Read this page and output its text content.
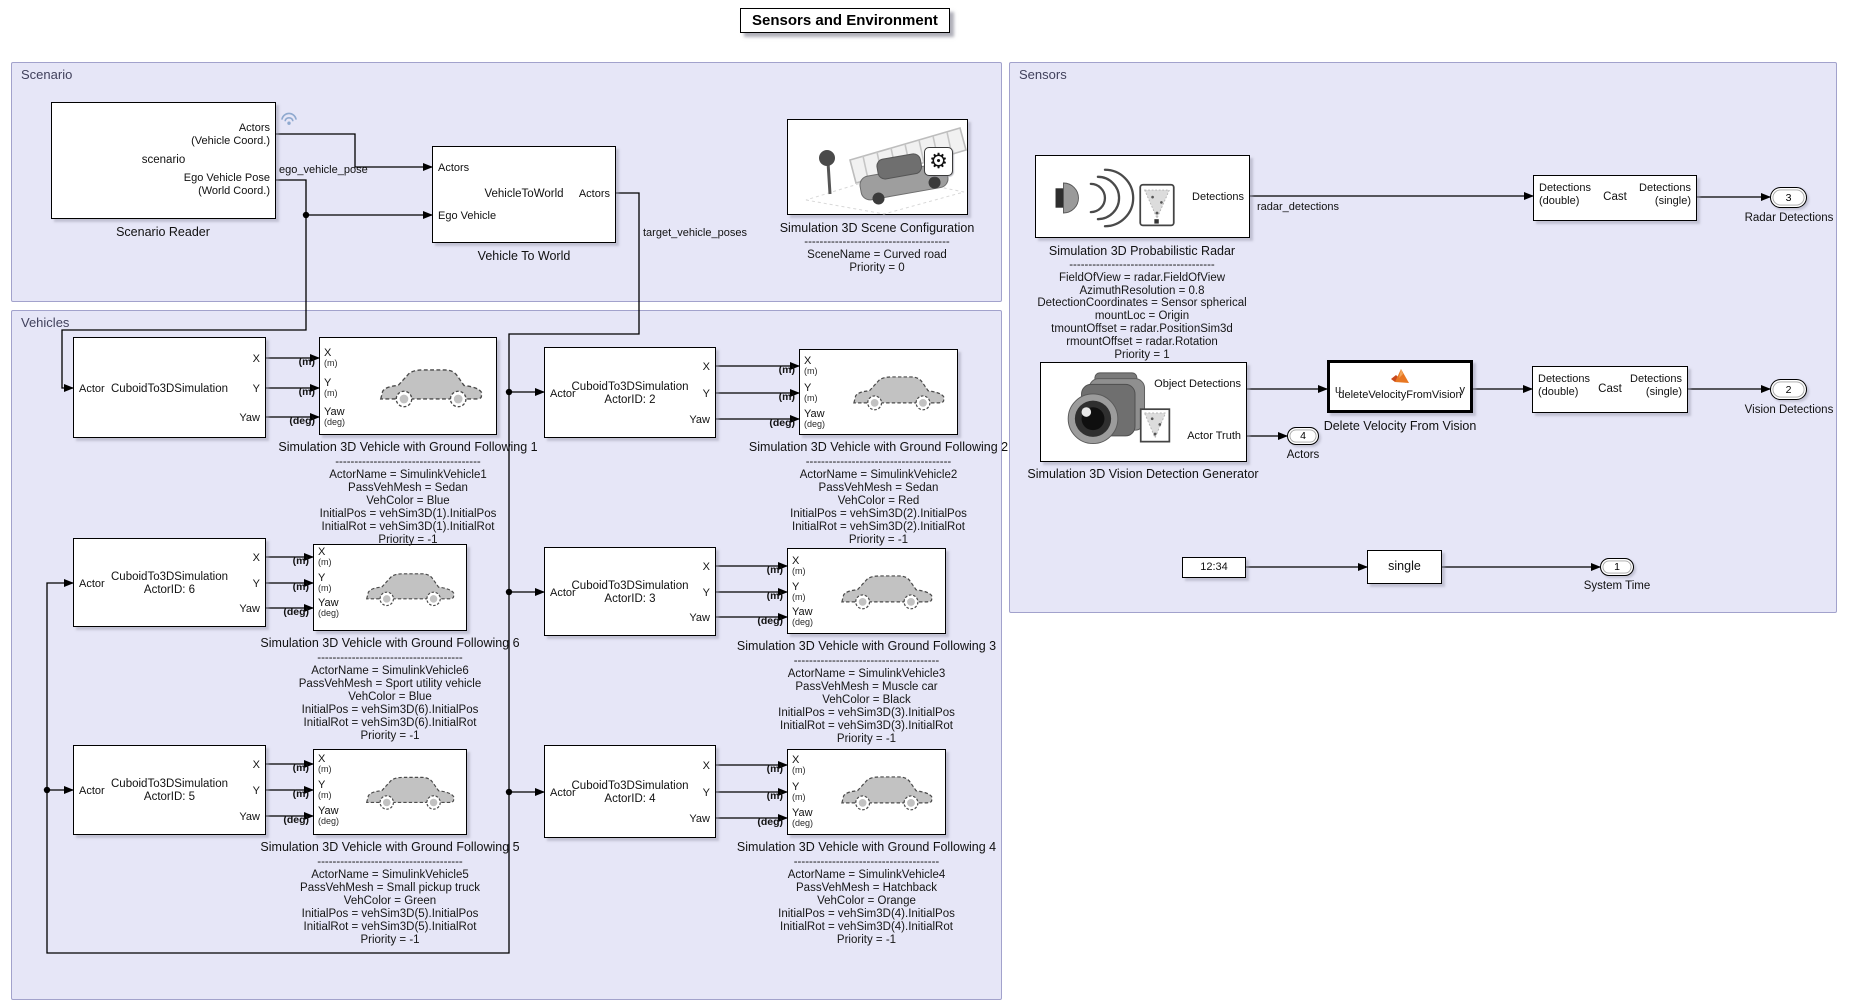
Sensors and Environment
Scenario
Vehicles
Sensors
ego_vehicle_pose
target_vehicle_poses
radar_detections
Actors
(Vehicle Coord.)
scenario
Ego Vehicle Pose
(World Coord.)
Scenario Reader
Actors
VehicleToWorld
Ego Vehicle
Actors
Vehicle To World
⚙
Simulation 3D Scene Configuration
--------------------------------------
SceneName = Curved road
Priority = 0
Detections
Simulation 3D Probabilistic Radar
--------------------------------------
FieldOfView = radar.FieldOfView
AzimuthResolution = 0.8
DetectionCoordinates = Sensor spherical
mountLoc = Origin
tmountOffset = radar.PositionSim3d
rmountOffset = radar.Rotation
Priority = 1
Detections
(double)	Cast
Detections
(single)	3
Radar Detections
Object Detections
Actor Truth
Simulation 3D Vision Detection Generator
4
Actors
u	y
deleteVelocityFromVision
Delete Velocity From Vision
Detections
(double)	Cast
Detections
(single)	2
Vision Detections
12:34	single	1
System Time
Actor CuboidTo3DSimulation
X
Y
Yaw
X
(m)
Y
(m)
Yaw
(deg)
(m)
(m)
(deg)
Simulation 3D Vehicle with Ground Following 1
--------------------------------------
ActorName = SimulinkVehicle1
PassVehMesh = Sedan
VehColor = Blue
InitialPos = vehSim3D(1).InitialPos
InitialRot = vehSim3D(1).InitialRot
Priority = -1
Actor
CuboidTo3DSimulation
ActorID: 2
X
Y
Yaw
X
(m)
Y
(m)
Yaw
(deg)
(m)
(m)
(deg)
Simulation 3D Vehicle with Ground Following 2
--------------------------------------
ActorName = SimulinkVehicle2
PassVehMesh = Sedan
VehColor = Red
InitialPos = vehSim3D(2).InitialPos
InitialRot = vehSim3D(2).InitialRot
Priority = -1
Actor
CuboidTo3DSimulation
ActorID: 6
X
Y
Yaw
X
(m)
Y
(m)
Yaw
(deg)
(m)
(m)
(deg)
Simulation 3D Vehicle with Ground Following 6
--------------------------------------
ActorName = SimulinkVehicle6
PassVehMesh = Sport utility vehicle
VehColor = Blue
InitialPos = vehSim3D(6).InitialPos
InitialRot = vehSim3D(6).InitialRot
Priority = -1
Actor
CuboidTo3DSimulation
ActorID: 3
X
Y
Yaw
X
(m)
Y
(m)
Yaw
(deg)
(m)
(m)
(deg)
Simulation 3D Vehicle with Ground Following 3
--------------------------------------
ActorName = SimulinkVehicle3
PassVehMesh = Muscle car
VehColor = Black
InitialPos = vehSim3D(3).InitialPos
InitialRot = vehSim3D(3).InitialRot
Priority = -1
Actor
CuboidTo3DSimulation
ActorID: 5
X
Y
Yaw
X
(m)
Y
(m)
Yaw
(deg)
(m)
(m)
(deg)
Simulation 3D Vehicle with Ground Following 5
--------------------------------------
ActorName = SimulinkVehicle5
PassVehMesh = Small pickup truck
VehColor = Green
InitialPos = vehSim3D(5).InitialPos
InitialRot = vehSim3D(5).InitialRot
Priority = -1
Actor
CuboidTo3DSimulation
ActorID: 4
X
Y
Yaw
X
(m)
Y
(m)
Yaw
(deg)
(m)
(m)
(deg)
Simulation 3D Vehicle with Ground Following 4
--------------------------------------
ActorName = SimulinkVehicle4
PassVehMesh = Hatchback
VehColor = Orange
InitialPos = vehSim3D(4).InitialPos
InitialRot = vehSim3D(4).InitialRot
Priority = -1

→ What to work on: Exactly as written, return every line of the listing, but not the pictures.

→ Solution for this task:
Read this page and output its text content.
Sensors and Environment
Scenario
Vehicles
Sensors
ego_vehicle_pose
target_vehicle_poses
radar_detections
Actors
(Vehicle Coord.)
scenario
Ego Vehicle Pose
(World Coord.)
Scenario Reader
Actors
VehicleToWorld
Ego Vehicle
Actors
Vehicle To World
⚙
Simulation 3D Scene Configuration
--------------------------------------
SceneName = Curved road
Priority = 0
Detections
Simulation 3D Probabilistic Radar
--------------------------------------
FieldOfView = radar.FieldOfView
AzimuthResolution = 0.8
DetectionCoordinates = Sensor spherical
mountLoc = Origin
tmountOffset = radar.PositionSim3d
rmountOffset = radar.Rotation
Priority = 1
Detections
(double)	Cast
Detections
(single)	3
Radar Detections
Object Detections
Actor Truth
Simulation 3D Vision Detection Generator
4
Actors
u	y
deleteVelocityFromVision
Delete Velocity From Vision
Detections
(double)	Cast
Detections
(single)	2
Vision Detections
12:34	single	1
System Time
Actor CuboidTo3DSimulation
X
Y
Yaw
X
(m)
Y
(m)
Yaw
(deg)
(m)
(m)
(deg)
Simulation 3D Vehicle with Ground Following 1
--------------------------------------
ActorName = SimulinkVehicle1
PassVehMesh = Sedan
VehColor = Blue
InitialPos = vehSim3D(1).InitialPos
InitialRot = vehSim3D(1).InitialRot
Priority = -1
Actor
CuboidTo3DSimulation
ActorID: 2
X
Y
Yaw
X
(m)
Y
(m)
Yaw
(deg)
(m)
(m)
(deg)
Simulation 3D Vehicle with Ground Following 2
--------------------------------------
ActorName = SimulinkVehicle2
PassVehMesh = Sedan
VehColor = Red
InitialPos = vehSim3D(2).InitialPos
InitialRot = vehSim3D(2).InitialRot
Priority = -1
Actor
CuboidTo3DSimulation
ActorID: 6
X
Y
Yaw
X
(m)
Y
(m)
Yaw
(deg)
(m)
(m)
(deg)
Simulation 3D Vehicle with Ground Following 6
--------------------------------------
ActorName = SimulinkVehicle6
PassVehMesh = Sport utility vehicle
VehColor = Blue
InitialPos = vehSim3D(6).InitialPos
InitialRot = vehSim3D(6).InitialRot
Priority = -1
Actor
CuboidTo3DSimulation
ActorID: 3
X
Y
Yaw
X
(m)
Y
(m)
Yaw
(deg)
(m)
(m)
(deg)
Simulation 3D Vehicle with Ground Following 3
--------------------------------------
ActorName = SimulinkVehicle3
PassVehMesh = Muscle car
VehColor = Black
InitialPos = vehSim3D(3).InitialPos
InitialRot = vehSim3D(3).InitialRot
Priority = -1
Actor
CuboidTo3DSimulation
ActorID: 5
X
Y
Yaw
X
(m)
Y
(m)
Yaw
(deg)
(m)
(m)
(deg)
Simulation 3D Vehicle with Ground Following 5
--------------------------------------
ActorName = SimulinkVehicle5
PassVehMesh = Small pickup truck
VehColor = Green
InitialPos = vehSim3D(5).InitialPos
InitialRot = vehSim3D(5).InitialRot
Priority = -1
Actor
CuboidTo3DSimulation
ActorID: 4
X
Y
Yaw
X
(m)
Y
(m)
Yaw
(deg)
(m)
(m)
(deg)
Simulation 3D Vehicle with Ground Following 4
--------------------------------------
ActorName = SimulinkVehicle4
PassVehMesh = Hatchback
VehColor = Orange
InitialPos = vehSim3D(4).InitialPos
InitialRot = vehSim3D(4).InitialRot
Priority = -1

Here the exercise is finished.